Set task —
Copy out every line that contains the word "COURANTS".

____

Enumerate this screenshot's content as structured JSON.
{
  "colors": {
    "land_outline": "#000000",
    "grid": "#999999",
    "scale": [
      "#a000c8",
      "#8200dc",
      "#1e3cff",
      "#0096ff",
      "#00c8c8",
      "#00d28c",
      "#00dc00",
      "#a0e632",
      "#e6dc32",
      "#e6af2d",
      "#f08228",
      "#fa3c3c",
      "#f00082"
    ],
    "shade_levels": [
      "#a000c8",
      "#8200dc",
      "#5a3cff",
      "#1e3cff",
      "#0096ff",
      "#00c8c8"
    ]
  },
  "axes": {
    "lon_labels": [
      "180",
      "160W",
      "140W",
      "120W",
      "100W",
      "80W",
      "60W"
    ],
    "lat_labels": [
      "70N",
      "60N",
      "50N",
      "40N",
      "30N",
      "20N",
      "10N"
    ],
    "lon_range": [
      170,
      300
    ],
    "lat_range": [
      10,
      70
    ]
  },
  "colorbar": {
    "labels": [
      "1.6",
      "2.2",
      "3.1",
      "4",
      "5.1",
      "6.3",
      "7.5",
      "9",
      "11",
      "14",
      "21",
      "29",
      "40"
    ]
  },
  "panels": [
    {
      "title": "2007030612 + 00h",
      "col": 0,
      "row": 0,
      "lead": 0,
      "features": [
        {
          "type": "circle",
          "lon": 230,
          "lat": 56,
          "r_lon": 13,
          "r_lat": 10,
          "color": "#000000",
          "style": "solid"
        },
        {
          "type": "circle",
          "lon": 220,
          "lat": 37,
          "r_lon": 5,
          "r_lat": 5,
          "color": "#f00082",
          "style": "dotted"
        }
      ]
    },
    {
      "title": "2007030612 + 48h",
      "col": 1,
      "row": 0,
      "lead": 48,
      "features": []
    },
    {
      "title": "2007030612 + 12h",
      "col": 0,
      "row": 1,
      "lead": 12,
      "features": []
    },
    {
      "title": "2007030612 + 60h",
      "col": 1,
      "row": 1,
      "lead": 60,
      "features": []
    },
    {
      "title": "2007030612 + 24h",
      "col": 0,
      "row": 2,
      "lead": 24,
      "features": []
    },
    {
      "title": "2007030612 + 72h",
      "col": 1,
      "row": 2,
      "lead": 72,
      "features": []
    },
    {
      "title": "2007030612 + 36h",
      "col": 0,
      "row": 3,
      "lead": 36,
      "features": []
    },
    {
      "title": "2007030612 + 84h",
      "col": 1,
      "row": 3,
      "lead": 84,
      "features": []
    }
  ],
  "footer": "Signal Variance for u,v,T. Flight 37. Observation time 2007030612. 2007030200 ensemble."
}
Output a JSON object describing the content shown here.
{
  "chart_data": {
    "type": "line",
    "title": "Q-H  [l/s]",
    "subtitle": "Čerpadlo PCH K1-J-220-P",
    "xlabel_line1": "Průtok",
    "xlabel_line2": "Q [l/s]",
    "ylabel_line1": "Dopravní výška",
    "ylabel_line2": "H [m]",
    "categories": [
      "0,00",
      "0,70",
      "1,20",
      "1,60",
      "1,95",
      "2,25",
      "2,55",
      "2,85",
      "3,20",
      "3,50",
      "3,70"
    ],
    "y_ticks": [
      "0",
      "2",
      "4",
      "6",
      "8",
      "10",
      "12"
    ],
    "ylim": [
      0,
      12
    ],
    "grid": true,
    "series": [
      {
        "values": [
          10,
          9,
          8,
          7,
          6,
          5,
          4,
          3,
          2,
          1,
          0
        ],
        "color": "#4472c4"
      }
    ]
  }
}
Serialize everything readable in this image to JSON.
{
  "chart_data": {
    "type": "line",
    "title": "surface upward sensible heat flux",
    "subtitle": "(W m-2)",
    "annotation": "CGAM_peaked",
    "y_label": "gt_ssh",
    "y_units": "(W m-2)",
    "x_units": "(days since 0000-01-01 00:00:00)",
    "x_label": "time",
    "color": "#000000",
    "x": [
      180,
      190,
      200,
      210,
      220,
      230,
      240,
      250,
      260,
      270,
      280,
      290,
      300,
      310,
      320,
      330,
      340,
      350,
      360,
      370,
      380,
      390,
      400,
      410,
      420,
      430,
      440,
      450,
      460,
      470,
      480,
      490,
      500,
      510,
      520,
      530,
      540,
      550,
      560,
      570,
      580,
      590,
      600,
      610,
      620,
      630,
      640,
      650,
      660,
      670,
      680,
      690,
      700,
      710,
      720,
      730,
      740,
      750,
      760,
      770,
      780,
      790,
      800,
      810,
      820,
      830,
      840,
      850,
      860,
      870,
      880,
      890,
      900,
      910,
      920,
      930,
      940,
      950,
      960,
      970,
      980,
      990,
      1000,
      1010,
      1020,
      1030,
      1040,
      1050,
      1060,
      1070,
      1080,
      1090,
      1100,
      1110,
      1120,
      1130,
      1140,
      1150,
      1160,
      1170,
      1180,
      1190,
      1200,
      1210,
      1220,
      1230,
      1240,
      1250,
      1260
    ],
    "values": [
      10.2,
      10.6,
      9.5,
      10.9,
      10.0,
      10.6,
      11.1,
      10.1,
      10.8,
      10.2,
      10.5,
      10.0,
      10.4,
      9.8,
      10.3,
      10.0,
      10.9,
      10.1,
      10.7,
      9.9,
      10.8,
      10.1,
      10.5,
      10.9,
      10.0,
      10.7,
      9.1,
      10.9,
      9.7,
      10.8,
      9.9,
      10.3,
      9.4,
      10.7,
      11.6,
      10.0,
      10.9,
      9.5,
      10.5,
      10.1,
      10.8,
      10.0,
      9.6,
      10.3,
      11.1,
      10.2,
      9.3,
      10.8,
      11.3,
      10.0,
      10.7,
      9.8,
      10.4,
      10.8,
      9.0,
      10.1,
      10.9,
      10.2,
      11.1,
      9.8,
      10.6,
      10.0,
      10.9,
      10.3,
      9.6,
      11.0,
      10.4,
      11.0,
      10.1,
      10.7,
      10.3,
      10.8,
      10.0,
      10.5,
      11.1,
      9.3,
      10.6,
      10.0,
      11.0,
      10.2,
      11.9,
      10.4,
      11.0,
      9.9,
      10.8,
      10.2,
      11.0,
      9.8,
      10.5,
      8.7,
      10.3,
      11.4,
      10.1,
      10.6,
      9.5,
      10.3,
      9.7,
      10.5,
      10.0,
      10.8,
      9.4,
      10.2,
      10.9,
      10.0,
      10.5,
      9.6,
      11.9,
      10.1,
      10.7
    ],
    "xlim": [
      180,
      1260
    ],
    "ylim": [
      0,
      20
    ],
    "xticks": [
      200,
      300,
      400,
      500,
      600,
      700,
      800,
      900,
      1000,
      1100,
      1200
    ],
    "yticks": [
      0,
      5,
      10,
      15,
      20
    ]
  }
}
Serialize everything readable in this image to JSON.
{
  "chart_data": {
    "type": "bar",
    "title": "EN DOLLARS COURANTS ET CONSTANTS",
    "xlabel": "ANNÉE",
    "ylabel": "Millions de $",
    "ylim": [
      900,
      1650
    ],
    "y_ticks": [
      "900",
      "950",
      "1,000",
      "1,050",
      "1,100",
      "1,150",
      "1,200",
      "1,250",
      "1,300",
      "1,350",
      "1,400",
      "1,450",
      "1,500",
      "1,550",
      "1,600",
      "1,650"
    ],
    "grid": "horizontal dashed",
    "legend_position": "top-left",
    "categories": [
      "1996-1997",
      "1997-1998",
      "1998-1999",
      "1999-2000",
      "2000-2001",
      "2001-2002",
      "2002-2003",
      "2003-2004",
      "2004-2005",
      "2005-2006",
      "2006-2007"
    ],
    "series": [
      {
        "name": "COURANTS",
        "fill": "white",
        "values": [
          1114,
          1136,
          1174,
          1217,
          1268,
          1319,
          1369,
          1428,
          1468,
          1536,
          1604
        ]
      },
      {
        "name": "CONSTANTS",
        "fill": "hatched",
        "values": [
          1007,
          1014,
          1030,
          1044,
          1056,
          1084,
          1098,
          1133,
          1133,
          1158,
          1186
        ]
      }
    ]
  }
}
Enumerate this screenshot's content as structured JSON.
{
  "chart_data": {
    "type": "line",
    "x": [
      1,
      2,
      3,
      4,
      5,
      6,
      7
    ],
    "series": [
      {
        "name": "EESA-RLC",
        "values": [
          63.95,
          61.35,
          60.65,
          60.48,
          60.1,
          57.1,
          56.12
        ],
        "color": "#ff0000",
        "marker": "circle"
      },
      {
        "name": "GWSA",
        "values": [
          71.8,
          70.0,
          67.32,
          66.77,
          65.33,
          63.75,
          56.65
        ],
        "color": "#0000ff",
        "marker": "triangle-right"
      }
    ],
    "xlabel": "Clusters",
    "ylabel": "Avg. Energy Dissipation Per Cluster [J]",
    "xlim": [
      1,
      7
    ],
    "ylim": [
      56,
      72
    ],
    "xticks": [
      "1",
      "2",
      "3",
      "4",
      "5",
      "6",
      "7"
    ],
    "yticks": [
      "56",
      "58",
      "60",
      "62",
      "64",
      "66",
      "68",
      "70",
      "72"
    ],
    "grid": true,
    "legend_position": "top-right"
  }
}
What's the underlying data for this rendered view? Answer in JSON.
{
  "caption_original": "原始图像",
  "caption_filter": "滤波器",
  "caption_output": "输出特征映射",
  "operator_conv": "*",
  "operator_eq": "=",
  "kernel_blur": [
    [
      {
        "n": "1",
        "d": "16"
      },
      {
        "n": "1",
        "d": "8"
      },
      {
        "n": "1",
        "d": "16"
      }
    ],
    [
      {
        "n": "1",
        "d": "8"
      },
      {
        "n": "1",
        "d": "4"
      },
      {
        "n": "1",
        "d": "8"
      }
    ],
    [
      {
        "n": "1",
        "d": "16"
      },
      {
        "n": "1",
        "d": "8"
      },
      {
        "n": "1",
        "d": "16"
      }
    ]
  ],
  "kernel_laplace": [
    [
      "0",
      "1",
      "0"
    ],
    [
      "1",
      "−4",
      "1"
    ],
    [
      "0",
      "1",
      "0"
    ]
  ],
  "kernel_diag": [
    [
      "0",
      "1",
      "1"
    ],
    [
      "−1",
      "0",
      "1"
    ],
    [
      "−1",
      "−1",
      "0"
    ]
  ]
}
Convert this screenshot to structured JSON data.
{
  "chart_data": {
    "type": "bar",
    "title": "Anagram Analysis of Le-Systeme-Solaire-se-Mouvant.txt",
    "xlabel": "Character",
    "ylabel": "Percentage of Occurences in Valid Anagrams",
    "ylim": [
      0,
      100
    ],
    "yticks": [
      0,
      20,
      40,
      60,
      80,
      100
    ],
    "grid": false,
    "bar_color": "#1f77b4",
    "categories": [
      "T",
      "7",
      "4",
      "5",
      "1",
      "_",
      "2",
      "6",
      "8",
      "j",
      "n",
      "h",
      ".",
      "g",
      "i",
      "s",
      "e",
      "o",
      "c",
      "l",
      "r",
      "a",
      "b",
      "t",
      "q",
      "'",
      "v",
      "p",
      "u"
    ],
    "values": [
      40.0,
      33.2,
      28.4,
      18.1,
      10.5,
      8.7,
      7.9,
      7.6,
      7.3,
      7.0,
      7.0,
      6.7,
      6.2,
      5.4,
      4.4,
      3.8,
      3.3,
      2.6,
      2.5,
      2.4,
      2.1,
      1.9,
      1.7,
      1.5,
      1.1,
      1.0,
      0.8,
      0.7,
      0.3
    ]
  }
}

____

Exercise response —
    "title": "EN DOLLARS COURANTS ET CONSTANTS",
        "name": "COURANTS",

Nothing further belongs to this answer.